GOAL:
Take each line containing "this" and report it exactly as written.
((
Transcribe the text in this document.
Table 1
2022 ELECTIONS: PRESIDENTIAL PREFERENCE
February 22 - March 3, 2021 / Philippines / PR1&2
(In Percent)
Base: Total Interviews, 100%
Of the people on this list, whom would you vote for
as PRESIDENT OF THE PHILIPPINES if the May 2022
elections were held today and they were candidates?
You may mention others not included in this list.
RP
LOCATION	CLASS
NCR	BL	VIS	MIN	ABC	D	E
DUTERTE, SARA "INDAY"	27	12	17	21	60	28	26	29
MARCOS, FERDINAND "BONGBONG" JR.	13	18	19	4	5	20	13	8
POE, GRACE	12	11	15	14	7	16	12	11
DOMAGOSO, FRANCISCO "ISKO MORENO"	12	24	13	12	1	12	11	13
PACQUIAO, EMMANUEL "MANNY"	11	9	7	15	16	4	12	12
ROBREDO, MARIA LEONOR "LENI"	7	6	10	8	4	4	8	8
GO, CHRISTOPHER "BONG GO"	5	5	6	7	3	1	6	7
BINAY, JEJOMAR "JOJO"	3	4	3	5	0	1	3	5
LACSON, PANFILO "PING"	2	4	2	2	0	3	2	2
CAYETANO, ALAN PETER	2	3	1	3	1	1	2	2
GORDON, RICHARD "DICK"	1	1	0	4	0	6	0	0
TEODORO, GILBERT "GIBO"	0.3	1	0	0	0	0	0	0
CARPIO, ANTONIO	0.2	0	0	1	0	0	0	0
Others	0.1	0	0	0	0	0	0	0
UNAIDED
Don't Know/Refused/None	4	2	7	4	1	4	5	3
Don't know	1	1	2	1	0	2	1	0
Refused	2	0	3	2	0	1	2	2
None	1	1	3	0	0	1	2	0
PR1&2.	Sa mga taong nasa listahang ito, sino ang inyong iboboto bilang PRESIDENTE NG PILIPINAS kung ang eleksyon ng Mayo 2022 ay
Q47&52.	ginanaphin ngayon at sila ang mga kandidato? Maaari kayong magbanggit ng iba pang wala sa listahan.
))
COMPLETE ANSWER:
Transcribe the text in this document.
Of the people on this list, whom would you vote for
You may mention others not included in this list.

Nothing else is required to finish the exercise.